Saved entries:

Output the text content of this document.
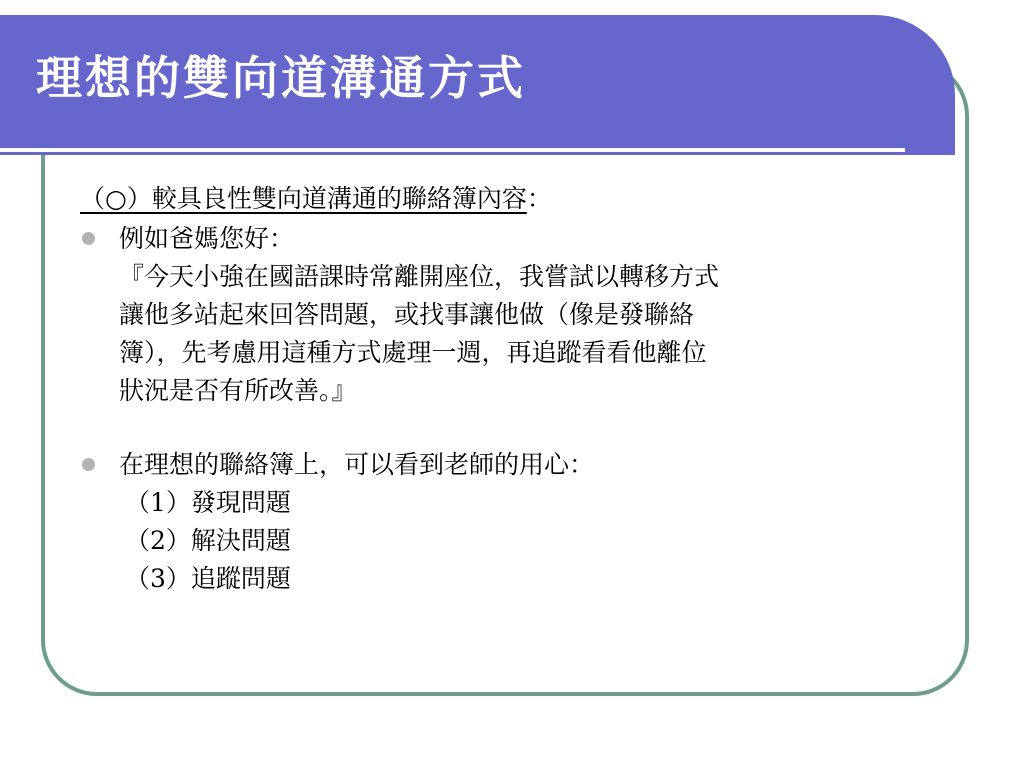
理想的雙向道溝通方式

（○）較具良性雙向道溝通的聯絡簿內容：

例如爸媽您好：
『今天小強在國語課時常離開座位，我嘗試以轉移方式
讓他多站起來回答問題，或找事讓他做（像是發聯絡
簿），先考慮用這種方式處理一週，再追蹤看看他離位
狀況是否有所改善。』
在理想的聯絡簿上，可以看到老師的用心：
（1）發現問題
（2）解決問題
（3）追蹤問題
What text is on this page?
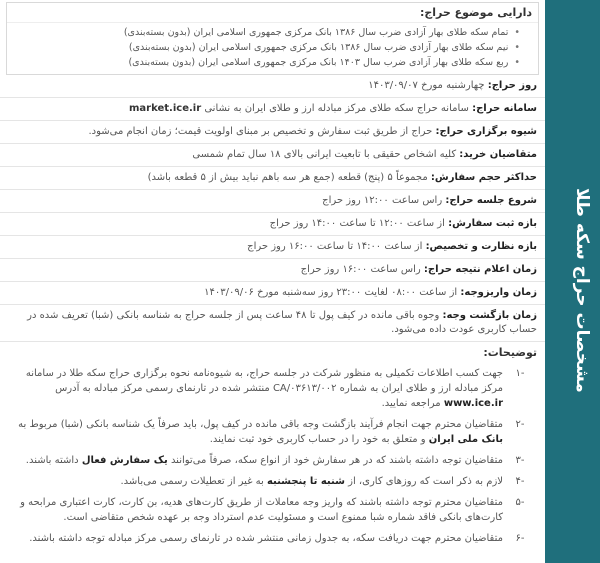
مشخصات حراج سکه طلا
دارایی موضوع حراج:
• تمام سکه طلای بهار آزادی ضرب سال ۱۳۸۶ بانک مرکزی جمهوری اسلامی ایران (بدون بسته‌بندی)
• نیم سکه طلای بهار آزادی ضرب سال ۱۳۸۶ بانک مرکزی جمهوری اسلامی ایران (بدون بسته‌بندی)
• ربع سکه طلای بهار آزادی ضرب سال ۱۴۰۳ بانک مرکزی جمهوری اسلامی ایران (بدون بسته‌بندی)
روز حراج: چهارشنبه مورخ ۱۴۰۳/۰۹/۰۷
سامانه حراج: سامانه حراج سکه طلای مرکز مبادله ارز و طلای ایران به نشانی market.ice.ir
شیوه برگزاری حراج: حراج از طریق ثبت سفارش و تخصیص بر مبنای اولویت قیمت؛ زمان انجام می‌شود.
متقاضیان خرید: کلیه اشخاص حقیقی با تابعیت ایرانی بالای ۱۸ سال تمام شمسی
حداکثر حجم سفارش: مجموعاً ۵ (پنج) قطعه (جمع هر سه باهم نباید بیش از ۵ قطعه باشد)
شروع جلسه حراج: راس ساعت ۱۲:۰۰ روز حراج
بازه ثبت سفارش: از ساعت ۱۲:۰۰ تا ساعت ۱۴:۰۰ روز حراج
بازه نظارت و تخصیص: از ساعت ۱۴:۰۰ تا ساعت ۱۶:۰۰ روز حراج
زمان اعلام نتیجه حراج: راس ساعت ۱۶:۰۰ روز حراج
زمان واریزوجه: از ساعت ۰۸:۰۰ لغایت ۲۳:۰۰ روز سه‌شنبه مورخ ۱۴۰۳/۰۹/۰۶
زمان بازگشت وجه: وجوه باقی مانده در کیف پول تا ۴۸ ساعت پس از جلسه حراج به شناسه بانکی (شبا) تعریف شده در حساب کاربری عودت داده می‌شود.
توضیحات:
-۱
جهت کسب اطلاعات تکمیلی به منظور شرکت در جلسه حراج، به شیوه‌نامه نحوه برگزاری حراج سکه طلا در سامانه مرکز مبادله ارز و طلای ایران به شماره CA/۰۳۶۱۳/۰۰۲ منتشر شده در تارنمای رسمی مرکز مبادله به آدرس www.ice.ir مراجعه نمایید.
-۲
متقاضیان محترم جهت انجام فرآیند بازگشت وجه باقی مانده در کیف پول، باید صرفاً یک شناسه بانکی (شبا) مربوط به بانک ملی ایران و متعلق به خود را در حساب کاربری خود ثبت نمایند.
-۳
متقاضیان توجه داشته باشند که در هر سفارش خود از انواع سکه، صرفاً می‌توانند یک سفارش فعال داشته باشند.
-۴
لازم به ذکر است که روزهای کاری، از شنبه تا پنجشنبه به غیر از تعطیلات رسمی می‌باشد.
-۵
متقاضیان محترم توجه داشته باشند که واریز وجه معاملات از طریق کارت‌های هدیه، بن کارت، کارت اعتباری مرابحه و کارت‌های بانکی فاقد شماره شبا ممنوع است و مسئولیت عدم استرداد وجه بر عهده شخص متقاضی است.
-۶
متقاضیان محترم جهت دریافت سکه، به جدول زمانی منتشر شده در تارنمای رسمی مرکز مبادله توجه داشته باشند.
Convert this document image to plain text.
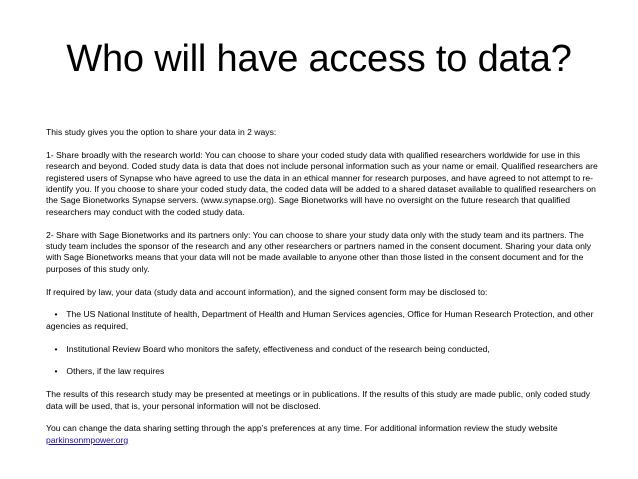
Who will have access to data?

This study gives you the option to share your data in 2 ways:

1- Share broadly with the research world: You can choose to share your coded study data with qualified researchers worldwide for use in this research and beyond. Coded study data is data that does not include personal information such as your name or email. Qualified researchers are registered users of Synapse who have agreed to use the data in an ethical manner for research purposes, and have agreed to not attempt to re-identify you. If you choose to share your coded study data, the coded data will be added to a shared dataset available to qualified researchers on the Sage Bionetworks Synapse servers. (www.synapse.org). Sage Bionetworks will have no oversight on the future research that qualified researchers may conduct with the coded study data.

2- Share with Sage Bionetworks and its partners only: You can choose to share your study data only with the study team and its partners. The study team includes the sponsor of the research and any other researchers or partners named in the consent document. Sharing your data only with Sage Bionetworks means that your data will not be made available to anyone other than those listed in the consent document and for the purposes of this study only.

If required by law, your data (study data and account information), and the signed consent form may be disclosed to:

• The US National Institute of health, Department of Health and Human Services agencies, Office for Human Research Protection, and other agencies as required,

• Institutional Review Board who monitors the safety, effectiveness and conduct of the research being conducted,

• Others, if the law requires

The results of this research study may be presented at meetings or in publications. If the results of this study are made public, only coded study data will be used, that is, your personal information will not be disclosed.

You can change the data sharing setting through the app’s preferences at any time. For additional information review the study website parkinsonmpower.org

Request
Restate every record exactly, please; do not copy the pictures.

Output
Output the text content of this document.
理想的雙向道溝通方式

（○）較具良性雙向道溝通的聯絡簿內容：

例如爸媽您好：
『今天小強在國語課時常離開座位，我嘗試以轉移方式
讓他多站起來回答問題，或找事讓他做（像是發聯絡
簿），先考慮用這種方式處理一週，再追蹤看看他離位
狀況是否有所改善。』
在理想的聯絡簿上，可以看到老師的用心：
（1）發現問題
（2）解決問題
（3）追蹤問題
What text is on this page?
مشخصات حراج سکه طلا
دارایی موضوع حراج:
• تمام سکه طلای بهار آزادی ضرب سال ۱۳۸۶ بانک مرکزی جمهوری اسلامی ایران (بدون بسته‌بندی)
• نیم سکه طلای بهار آزادی ضرب سال ۱۳۸۶ بانک مرکزی جمهوری اسلامی ایران (بدون بسته‌بندی)
• ربع سکه طلای بهار آزادی ضرب سال ۱۴۰۳ بانک مرکزی جمهوری اسلامی ایران (بدون بسته‌بندی)
روز حراج: چهارشنبه مورخ ۱۴۰۳/۰۹/۰۷
سامانه حراج: سامانه حراج سکه طلای مرکز مبادله ارز و طلای ایران به نشانی market.ice.ir
شیوه برگزاری حراج: حراج از طریق ثبت سفارش و تخصیص بر مبنای اولویت قیمت؛ زمان انجام می‌شود.
متقاضیان خرید: کلیه اشخاص حقیقی با تابعیت ایرانی بالای ۱۸ سال تمام شمسی
حداکثر حجم سفارش: مجموعاً ۵ (پنج) قطعه (جمع هر سه باهم نباید بیش از ۵ قطعه باشد)
شروع جلسه حراج: راس ساعت ۱۲:۰۰ روز حراج
بازه ثبت سفارش: از ساعت ۱۲:۰۰ تا ساعت ۱۴:۰۰ روز حراج
بازه نظارت و تخصیص: از ساعت ۱۴:۰۰ تا ساعت ۱۶:۰۰ روز حراج
زمان اعلام نتیجه حراج: راس ساعت ۱۶:۰۰ روز حراج
زمان واریزوجه: از ساعت ۰۸:۰۰ لغایت ۲۳:۰۰ روز سه‌شنبه مورخ ۱۴۰۳/۰۹/۰۶
زمان بازگشت وجه: وجوه باقی مانده در کیف پول تا ۴۸ ساعت پس از جلسه حراج به شناسه بانکی (شبا) تعریف شده در حساب کاربری عودت داده می‌شود.
توضیحات:
-۱
جهت کسب اطلاعات تکمیلی به منظور شرکت در جلسه حراج، به شیوه‌نامه نحوه برگزاری حراج سکه طلا در سامانه مرکز مبادله ارز و طلای ایران به شماره CA/۰۳۶۱۳/۰۰۲ منتشر شده در تارنمای رسمی مرکز مبادله به آدرس www.ice.ir مراجعه نمایید.
-۲
متقاضیان محترم جهت انجام فرآیند بازگشت وجه باقی مانده در کیف پول، باید صرفاً یک شناسه بانکی (شبا) مربوط به بانک ملی ایران و متعلق به خود را در حساب کاربری خود ثبت نمایند.
-۳
متقاضیان توجه داشته باشند که در هر سفارش خود از انواع سکه، صرفاً می‌توانند یک سفارش فعال داشته باشند.
-۴
لازم به ذکر است که روزهای کاری، از شنبه تا پنجشنبه به غیر از تعطیلات رسمی می‌باشد.
-۵
متقاضیان محترم توجه داشته باشند که واریز وجه معاملات از طریق کارت‌های هدیه، بن کارت، کارت اعتباری مرابحه و کارت‌های بانکی فاقد شماره شبا ممنوع است و مسئولیت عدم استرداد وجه بر عهده شخص متقاضی است.
-۶
متقاضیان محترم جهت دریافت سکه، به جدول زمانی منتشر شده در تارنمای رسمی مرکز مبادله توجه داشته باشند.
Convert this document image to plain text.
Who will have access to data?

This study gives you the option to share your data in 2 ways:

1- Share broadly with the research world: You can choose to share your coded study data with qualified researchers worldwide for use in this research and beyond. Coded study data is data that does not include personal information such as your name or email. Qualified researchers are registered users of Synapse who have agreed to use the data in an ethical manner for research purposes, and have agreed to not attempt to re-identify you. If you choose to share your coded study data, the coded data will be added to a shared dataset available to qualified researchers on the Sage Bionetworks Synapse servers. (www.synapse.org). Sage Bionetworks will have no oversight on the future research that qualified researchers may conduct with the coded study data.

2- Share with Sage Bionetworks and its partners only: You can choose to share your study data only with the study team and its partners. The study team includes the sponsor of the research and any other researchers or partners named in the consent document. Sharing your data only with Sage Bionetworks means that your data will not be made available to anyone other than those listed in the consent document and for the purposes of this study only.

If required by law, your data (study data and account information), and the signed consent form may be disclosed to:

• The US National Institute of health, Department of Health and Human Services agencies, Office for Human Research Protection, and other agencies as required,

• Institutional Review Board who monitors the safety, effectiveness and conduct of the research being conducted,

• Others, if the law requires

The results of this research study may be presented at meetings or in publications. If the results of this study are made public, only coded study data will be used, that is, your personal information will not be disclosed.

You can change the data sharing setting through the app’s preferences at any time. For additional information review the study website parkinsonmpower.org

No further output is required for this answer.